— START —

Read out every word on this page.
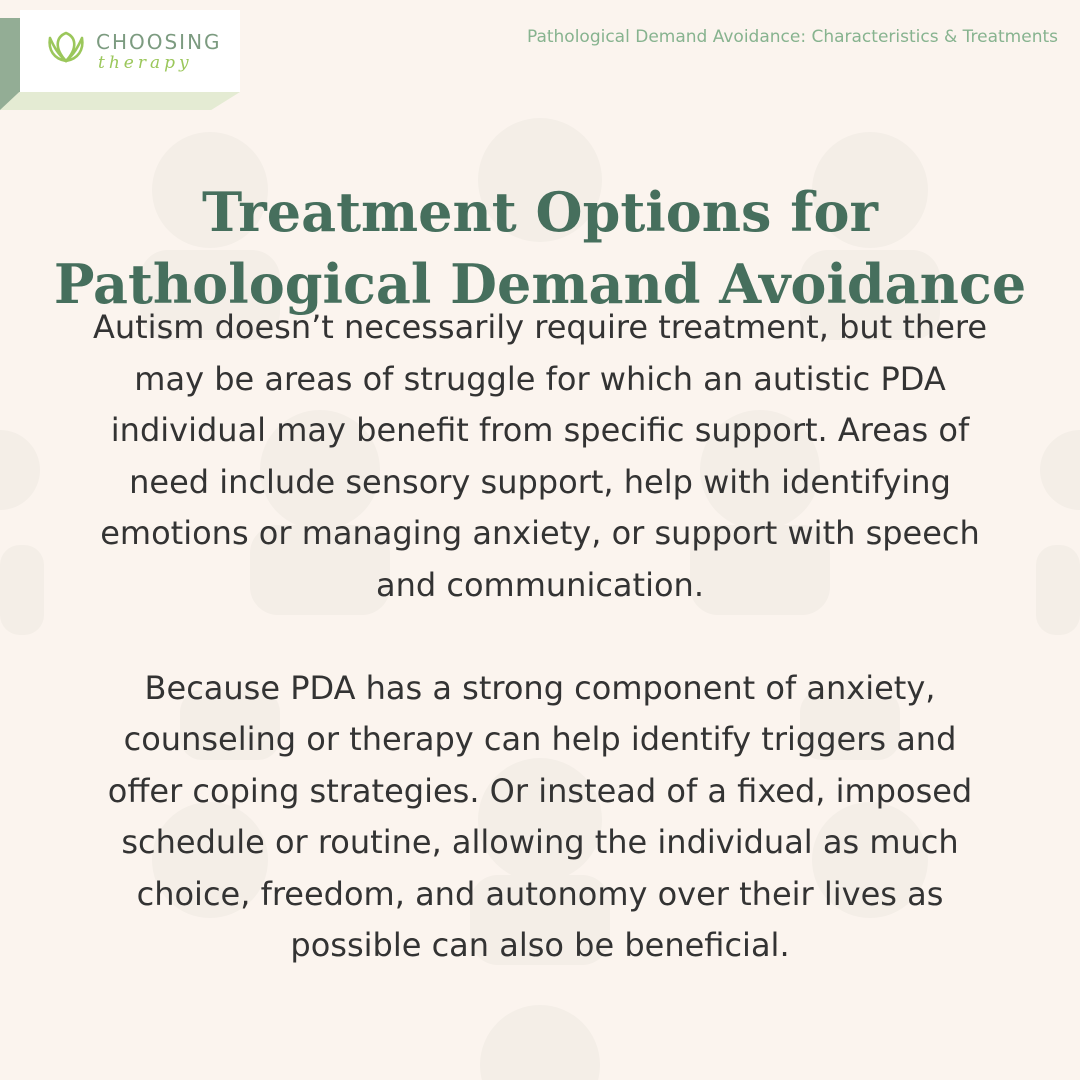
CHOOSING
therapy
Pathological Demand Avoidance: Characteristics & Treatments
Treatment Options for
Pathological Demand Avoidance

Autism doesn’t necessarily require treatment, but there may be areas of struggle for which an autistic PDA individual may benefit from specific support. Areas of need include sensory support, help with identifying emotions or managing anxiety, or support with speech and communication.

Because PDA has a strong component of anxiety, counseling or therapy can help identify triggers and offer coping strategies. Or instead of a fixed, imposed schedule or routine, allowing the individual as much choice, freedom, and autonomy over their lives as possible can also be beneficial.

— END —
— START —

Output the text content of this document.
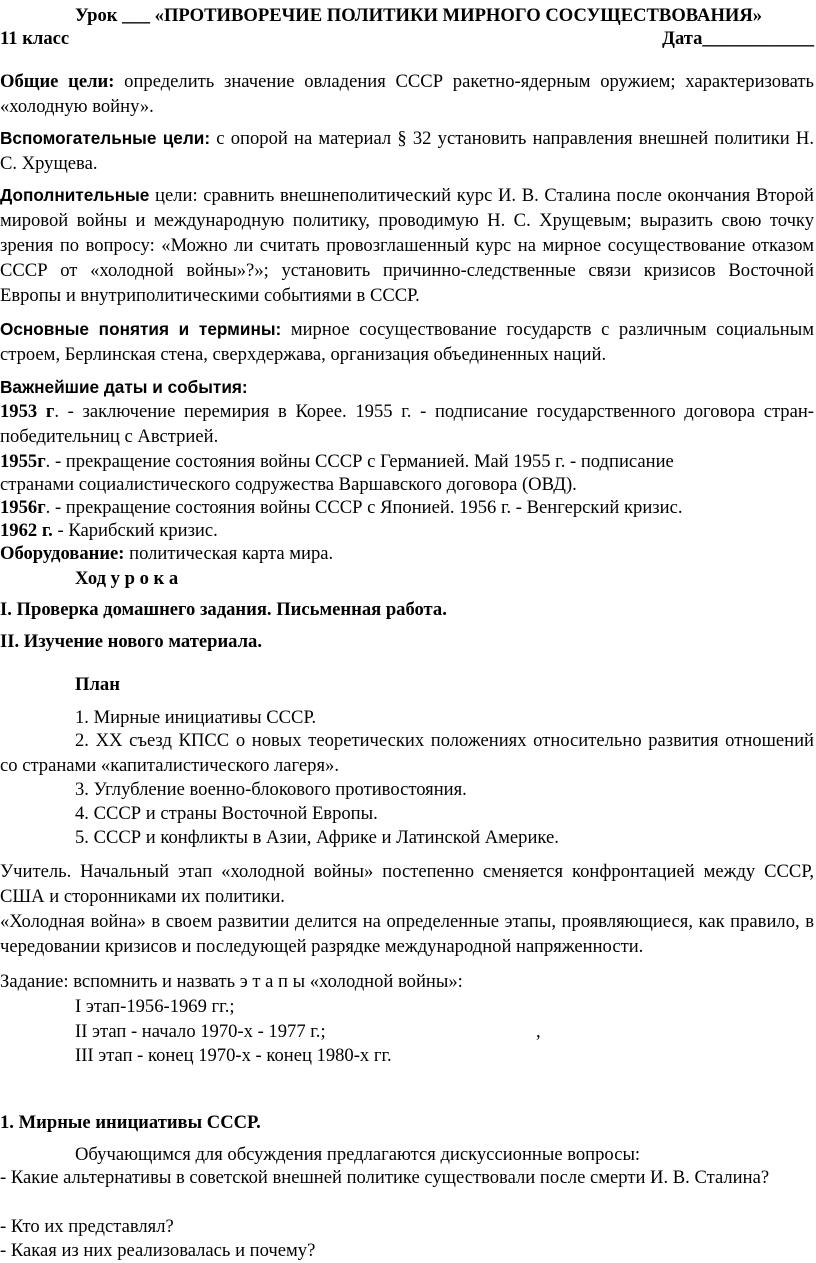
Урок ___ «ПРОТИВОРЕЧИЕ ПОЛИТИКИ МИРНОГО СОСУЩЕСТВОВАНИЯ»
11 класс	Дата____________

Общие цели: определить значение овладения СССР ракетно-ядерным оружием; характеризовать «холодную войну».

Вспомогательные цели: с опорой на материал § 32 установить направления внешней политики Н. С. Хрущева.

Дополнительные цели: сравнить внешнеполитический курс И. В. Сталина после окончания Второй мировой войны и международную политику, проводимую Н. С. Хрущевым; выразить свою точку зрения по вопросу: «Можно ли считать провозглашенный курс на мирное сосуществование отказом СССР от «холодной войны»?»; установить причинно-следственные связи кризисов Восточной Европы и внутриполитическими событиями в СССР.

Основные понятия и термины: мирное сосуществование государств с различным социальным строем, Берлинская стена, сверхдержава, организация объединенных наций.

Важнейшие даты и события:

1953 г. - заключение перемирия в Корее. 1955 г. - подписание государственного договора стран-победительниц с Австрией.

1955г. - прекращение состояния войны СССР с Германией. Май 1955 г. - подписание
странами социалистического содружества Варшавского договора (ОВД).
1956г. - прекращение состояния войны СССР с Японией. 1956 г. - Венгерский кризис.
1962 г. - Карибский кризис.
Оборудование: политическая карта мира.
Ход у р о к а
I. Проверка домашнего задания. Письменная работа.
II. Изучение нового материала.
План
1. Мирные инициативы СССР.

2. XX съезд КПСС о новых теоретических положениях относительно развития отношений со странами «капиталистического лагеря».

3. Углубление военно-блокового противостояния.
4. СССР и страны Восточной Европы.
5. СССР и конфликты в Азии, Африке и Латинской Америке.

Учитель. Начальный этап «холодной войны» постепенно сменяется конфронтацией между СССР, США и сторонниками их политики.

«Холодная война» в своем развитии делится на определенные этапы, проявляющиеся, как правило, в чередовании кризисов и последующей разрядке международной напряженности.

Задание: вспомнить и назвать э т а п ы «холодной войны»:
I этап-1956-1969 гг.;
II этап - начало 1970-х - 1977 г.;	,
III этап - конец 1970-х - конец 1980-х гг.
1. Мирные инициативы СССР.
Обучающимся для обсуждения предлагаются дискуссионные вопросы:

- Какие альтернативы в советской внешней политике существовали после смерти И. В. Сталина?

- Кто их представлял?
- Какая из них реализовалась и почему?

— END —
— START —

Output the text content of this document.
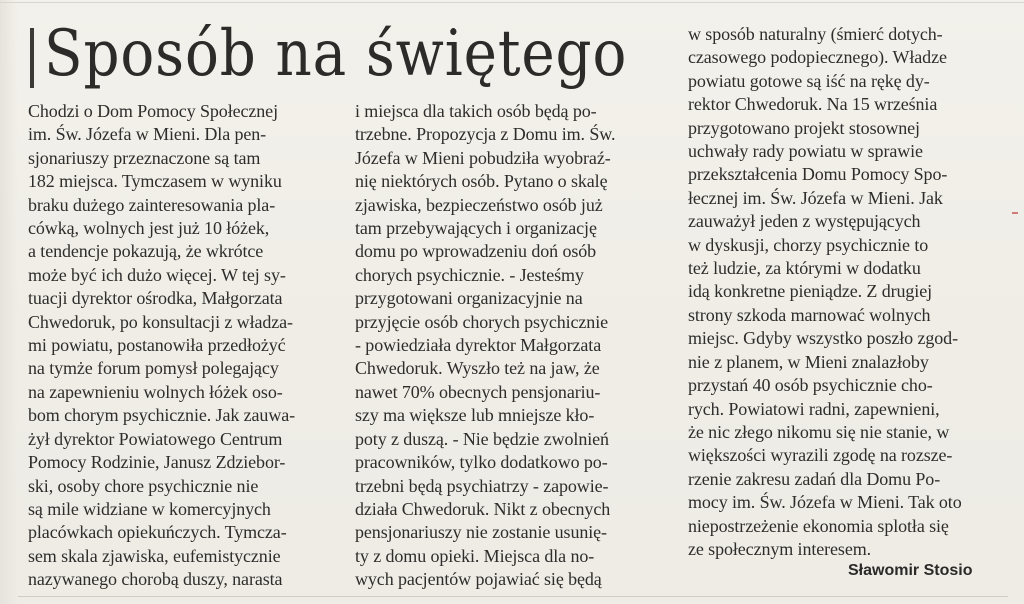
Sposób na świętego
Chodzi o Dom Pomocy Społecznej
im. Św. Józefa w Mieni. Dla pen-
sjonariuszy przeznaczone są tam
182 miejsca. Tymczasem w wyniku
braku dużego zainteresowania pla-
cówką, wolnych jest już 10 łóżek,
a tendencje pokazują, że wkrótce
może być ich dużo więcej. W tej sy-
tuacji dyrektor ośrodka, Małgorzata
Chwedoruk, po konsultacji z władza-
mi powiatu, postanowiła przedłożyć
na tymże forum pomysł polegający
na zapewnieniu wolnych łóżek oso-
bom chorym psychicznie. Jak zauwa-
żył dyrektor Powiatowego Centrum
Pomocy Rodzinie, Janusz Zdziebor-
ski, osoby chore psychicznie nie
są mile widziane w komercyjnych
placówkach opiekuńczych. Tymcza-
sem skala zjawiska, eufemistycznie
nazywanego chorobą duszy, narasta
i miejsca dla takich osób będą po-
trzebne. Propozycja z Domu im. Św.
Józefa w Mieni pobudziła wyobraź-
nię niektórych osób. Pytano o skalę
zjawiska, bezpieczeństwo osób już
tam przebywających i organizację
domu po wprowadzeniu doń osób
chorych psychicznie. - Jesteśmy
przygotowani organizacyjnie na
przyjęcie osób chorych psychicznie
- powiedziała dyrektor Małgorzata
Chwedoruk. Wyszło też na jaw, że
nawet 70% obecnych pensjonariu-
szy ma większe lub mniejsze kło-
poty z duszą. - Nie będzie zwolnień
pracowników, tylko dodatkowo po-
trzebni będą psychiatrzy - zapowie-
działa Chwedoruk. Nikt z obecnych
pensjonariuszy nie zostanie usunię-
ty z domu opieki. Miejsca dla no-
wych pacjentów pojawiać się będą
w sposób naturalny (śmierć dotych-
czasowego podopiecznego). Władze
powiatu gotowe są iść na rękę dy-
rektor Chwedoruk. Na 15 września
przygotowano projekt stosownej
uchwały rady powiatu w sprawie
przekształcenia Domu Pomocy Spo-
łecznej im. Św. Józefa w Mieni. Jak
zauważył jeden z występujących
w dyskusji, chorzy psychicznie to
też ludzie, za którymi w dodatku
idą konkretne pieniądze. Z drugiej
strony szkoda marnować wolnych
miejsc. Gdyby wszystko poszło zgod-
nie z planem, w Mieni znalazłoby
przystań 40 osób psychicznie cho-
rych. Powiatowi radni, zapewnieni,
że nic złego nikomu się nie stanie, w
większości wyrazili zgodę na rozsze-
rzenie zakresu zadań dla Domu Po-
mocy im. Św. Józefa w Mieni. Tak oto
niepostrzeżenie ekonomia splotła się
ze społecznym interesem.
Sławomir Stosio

— END —

**Work to complete**
Give back only a number, the number of lines where the string "powiatu" occurs.

**Exercise output**
3